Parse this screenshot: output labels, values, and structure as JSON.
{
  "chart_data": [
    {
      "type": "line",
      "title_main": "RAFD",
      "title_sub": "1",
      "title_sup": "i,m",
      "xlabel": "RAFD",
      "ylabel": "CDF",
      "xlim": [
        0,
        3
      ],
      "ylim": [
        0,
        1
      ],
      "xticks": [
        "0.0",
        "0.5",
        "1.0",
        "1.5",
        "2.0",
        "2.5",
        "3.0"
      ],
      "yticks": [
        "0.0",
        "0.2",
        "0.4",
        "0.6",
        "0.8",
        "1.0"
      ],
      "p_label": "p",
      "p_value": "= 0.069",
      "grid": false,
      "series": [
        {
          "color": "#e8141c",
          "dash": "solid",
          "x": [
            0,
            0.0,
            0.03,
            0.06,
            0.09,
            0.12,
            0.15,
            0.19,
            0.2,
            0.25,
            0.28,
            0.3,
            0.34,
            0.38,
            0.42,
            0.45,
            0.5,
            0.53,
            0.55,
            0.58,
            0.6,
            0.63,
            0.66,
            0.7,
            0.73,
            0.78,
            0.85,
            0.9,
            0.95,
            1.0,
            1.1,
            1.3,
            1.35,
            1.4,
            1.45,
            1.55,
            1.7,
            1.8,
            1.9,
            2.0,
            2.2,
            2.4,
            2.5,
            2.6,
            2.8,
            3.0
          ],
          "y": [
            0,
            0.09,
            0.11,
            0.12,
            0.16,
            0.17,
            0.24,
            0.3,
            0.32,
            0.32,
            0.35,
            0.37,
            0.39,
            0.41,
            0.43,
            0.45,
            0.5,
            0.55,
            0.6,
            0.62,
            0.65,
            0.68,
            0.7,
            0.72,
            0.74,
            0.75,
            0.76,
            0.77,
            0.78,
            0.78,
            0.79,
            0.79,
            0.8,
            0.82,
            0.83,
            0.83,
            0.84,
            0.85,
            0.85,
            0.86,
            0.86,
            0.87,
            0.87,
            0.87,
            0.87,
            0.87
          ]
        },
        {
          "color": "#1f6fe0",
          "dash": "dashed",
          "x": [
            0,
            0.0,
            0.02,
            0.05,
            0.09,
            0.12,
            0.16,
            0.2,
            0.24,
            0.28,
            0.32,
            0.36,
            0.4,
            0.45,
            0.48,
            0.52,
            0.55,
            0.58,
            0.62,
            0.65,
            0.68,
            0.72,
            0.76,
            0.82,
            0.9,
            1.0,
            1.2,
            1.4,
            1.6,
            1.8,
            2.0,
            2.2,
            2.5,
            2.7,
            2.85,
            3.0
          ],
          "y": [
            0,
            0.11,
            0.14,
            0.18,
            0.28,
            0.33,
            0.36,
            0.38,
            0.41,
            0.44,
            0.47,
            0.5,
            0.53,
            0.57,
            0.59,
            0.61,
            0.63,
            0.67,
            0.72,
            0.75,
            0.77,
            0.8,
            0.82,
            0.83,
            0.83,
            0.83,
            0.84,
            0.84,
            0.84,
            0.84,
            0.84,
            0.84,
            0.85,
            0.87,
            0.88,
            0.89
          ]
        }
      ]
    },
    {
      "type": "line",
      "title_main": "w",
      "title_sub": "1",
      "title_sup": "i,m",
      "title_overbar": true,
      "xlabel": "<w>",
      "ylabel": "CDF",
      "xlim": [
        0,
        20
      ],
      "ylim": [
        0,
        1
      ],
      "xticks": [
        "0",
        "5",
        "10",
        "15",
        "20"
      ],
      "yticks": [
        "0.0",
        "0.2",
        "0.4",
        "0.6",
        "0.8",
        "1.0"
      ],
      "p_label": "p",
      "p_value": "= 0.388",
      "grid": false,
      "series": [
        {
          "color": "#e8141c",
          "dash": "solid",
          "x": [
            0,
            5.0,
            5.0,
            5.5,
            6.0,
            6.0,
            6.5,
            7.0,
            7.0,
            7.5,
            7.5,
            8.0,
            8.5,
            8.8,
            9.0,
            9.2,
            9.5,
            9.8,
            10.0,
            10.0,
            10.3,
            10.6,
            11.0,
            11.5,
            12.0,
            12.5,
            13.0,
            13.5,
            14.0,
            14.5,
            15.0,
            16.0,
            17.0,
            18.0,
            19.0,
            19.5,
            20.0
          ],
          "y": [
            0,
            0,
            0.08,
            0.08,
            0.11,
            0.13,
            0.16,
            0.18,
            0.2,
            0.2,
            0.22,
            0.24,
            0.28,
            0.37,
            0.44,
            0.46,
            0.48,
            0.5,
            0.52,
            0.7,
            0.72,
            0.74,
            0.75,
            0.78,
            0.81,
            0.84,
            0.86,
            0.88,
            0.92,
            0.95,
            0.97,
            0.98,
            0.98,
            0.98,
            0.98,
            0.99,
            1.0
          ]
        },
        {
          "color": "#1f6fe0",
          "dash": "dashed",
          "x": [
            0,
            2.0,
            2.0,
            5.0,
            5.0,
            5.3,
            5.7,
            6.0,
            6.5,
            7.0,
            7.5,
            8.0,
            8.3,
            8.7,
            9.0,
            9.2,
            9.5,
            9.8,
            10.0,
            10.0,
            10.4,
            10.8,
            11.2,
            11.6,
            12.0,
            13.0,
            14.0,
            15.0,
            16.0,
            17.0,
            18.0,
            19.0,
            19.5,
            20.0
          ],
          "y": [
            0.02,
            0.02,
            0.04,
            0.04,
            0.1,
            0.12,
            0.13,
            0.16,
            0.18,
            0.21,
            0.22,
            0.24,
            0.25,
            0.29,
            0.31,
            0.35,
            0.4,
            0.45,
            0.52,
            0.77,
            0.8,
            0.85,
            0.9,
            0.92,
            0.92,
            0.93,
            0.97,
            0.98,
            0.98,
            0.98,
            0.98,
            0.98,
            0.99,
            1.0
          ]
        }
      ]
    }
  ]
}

- Exercise directions -
Quote every line of the data, word for word.

- Finished answer -
Parse this screenshot: output labels, values, and structure as JSON.
{
  "chart_data": [
    {
      "type": "line",
      "title_main": "RAFD",
      "title_sub": "1",
      "title_sup": "i,m",
      "xlabel": "RAFD",
      "ylabel": "CDF",
      "xlim": [
        0,
        3
      ],
      "ylim": [
        0,
        1
      ],
      "xticks": [
        "0.0",
        "0.5",
        "1.0",
        "1.5",
        "2.0",
        "2.5",
        "3.0"
      ],
      "yticks": [
        "0.0",
        "0.2",
        "0.4",
        "0.6",
        "0.8",
        "1.0"
      ],
      "p_label": "p",
      "p_value": "= 0.069",
      "grid": false,
      "series": [
        {
          "color": "#e8141c",
          "dash": "solid",
          "x": [
            0,
            0.0,
            0.03,
            0.06,
            0.09,
            0.12,
            0.15,
            0.19,
            0.2,
            0.25,
            0.28,
            0.3,
            0.34,
            0.38,
            0.42,
            0.45,
            0.5,
            0.53,
            0.55,
            0.58,
            0.6,
            0.63,
            0.66,
            0.7,
            0.73,
            0.78,
            0.85,
            0.9,
            0.95,
            1.0,
            1.1,
            1.3,
            1.35,
            1.4,
            1.45,
            1.55,
            1.7,
            1.8,
            1.9,
            2.0,
            2.2,
            2.4,
            2.5,
            2.6,
            2.8,
            3.0
          ],
          "y": [
            0,
            0.09,
            0.11,
            0.12,
            0.16,
            0.17,
            0.24,
            0.3,
            0.32,
            0.32,
            0.35,
            0.37,
            0.39,
            0.41,
            0.43,
            0.45,
            0.5,
            0.55,
            0.6,
            0.62,
            0.65,
            0.68,
            0.7,
            0.72,
            0.74,
            0.75,
            0.76,
            0.77,
            0.78,
            0.78,
            0.79,
            0.79,
            0.8,
            0.82,
            0.83,
            0.83,
            0.84,
            0.85,
            0.85,
            0.86,
            0.86,
            0.87,
            0.87,
            0.87,
            0.87,
            0.87
          ]
        },
        {
          "color": "#1f6fe0",
          "dash": "dashed",
          "x": [
            0,
            0.0,
            0.02,
            0.05,
            0.09,
            0.12,
            0.16,
            0.2,
            0.24,
            0.28,
            0.32,
            0.36,
            0.4,
            0.45,
            0.48,
            0.52,
            0.55,
            0.58,
            0.62,
            0.65,
            0.68,
            0.72,
            0.76,
            0.82,
            0.9,
            1.0,
            1.2,
            1.4,
            1.6,
            1.8,
            2.0,
            2.2,
            2.5,
            2.7,
            2.85,
            3.0
          ],
          "y": [
            0,
            0.11,
            0.14,
            0.18,
            0.28,
            0.33,
            0.36,
            0.38,
            0.41,
            0.44,
            0.47,
            0.5,
            0.53,
            0.57,
            0.59,
            0.61,
            0.63,
            0.67,
            0.72,
            0.75,
            0.77,
            0.8,
            0.82,
            0.83,
            0.83,
            0.83,
            0.84,
            0.84,
            0.84,
            0.84,
            0.84,
            0.84,
            0.85,
            0.87,
            0.88,
            0.89
          ]
        }
      ]
    },
    {
      "type": "line",
      "title_main": "w",
      "title_sub": "1",
      "title_sup": "i,m",
      "title_overbar": true,
      "xlabel": "<w>",
      "ylabel": "CDF",
      "xlim": [
        0,
        20
      ],
      "ylim": [
        0,
        1
      ],
      "xticks": [
        "0",
        "5",
        "10",
        "15",
        "20"
      ],
      "yticks": [
        "0.0",
        "0.2",
        "0.4",
        "0.6",
        "0.8",
        "1.0"
      ],
      "p_label": "p",
      "p_value": "= 0.388",
      "grid": false,
      "series": [
        {
          "color": "#e8141c",
          "dash": "solid",
          "x": [
            0,
            5.0,
            5.0,
            5.5,
            6.0,
            6.0,
            6.5,
            7.0,
            7.0,
            7.5,
            7.5,
            8.0,
            8.5,
            8.8,
            9.0,
            9.2,
            9.5,
            9.8,
            10.0,
            10.0,
            10.3,
            10.6,
            11.0,
            11.5,
            12.0,
            12.5,
            13.0,
            13.5,
            14.0,
            14.5,
            15.0,
            16.0,
            17.0,
            18.0,
            19.0,
            19.5,
            20.0
          ],
          "y": [
            0,
            0,
            0.08,
            0.08,
            0.11,
            0.13,
            0.16,
            0.18,
            0.2,
            0.2,
            0.22,
            0.24,
            0.28,
            0.37,
            0.44,
            0.46,
            0.48,
            0.5,
            0.52,
            0.7,
            0.72,
            0.74,
            0.75,
            0.78,
            0.81,
            0.84,
            0.86,
            0.88,
            0.92,
            0.95,
            0.97,
            0.98,
            0.98,
            0.98,
            0.98,
            0.99,
            1.0
          ]
        },
        {
          "color": "#1f6fe0",
          "dash": "dashed",
          "x": [
            0,
            2.0,
            2.0,
            5.0,
            5.0,
            5.3,
            5.7,
            6.0,
            6.5,
            7.0,
            7.5,
            8.0,
            8.3,
            8.7,
            9.0,
            9.2,
            9.5,
            9.8,
            10.0,
            10.0,
            10.4,
            10.8,
            11.2,
            11.6,
            12.0,
            13.0,
            14.0,
            15.0,
            16.0,
            17.0,
            18.0,
            19.0,
            19.5,
            20.0
          ],
          "y": [
            0.02,
            0.02,
            0.04,
            0.04,
            0.1,
            0.12,
            0.13,
            0.16,
            0.18,
            0.21,
            0.22,
            0.24,
            0.25,
            0.29,
            0.31,
            0.35,
            0.4,
            0.45,
            0.52,
            0.77,
            0.8,
            0.85,
            0.9,
            0.92,
            0.92,
            0.93,
            0.97,
            0.98,
            0.98,
            0.98,
            0.98,
            0.98,
            0.99,
            1.0
          ]
        }
      ]
    }
  ]
}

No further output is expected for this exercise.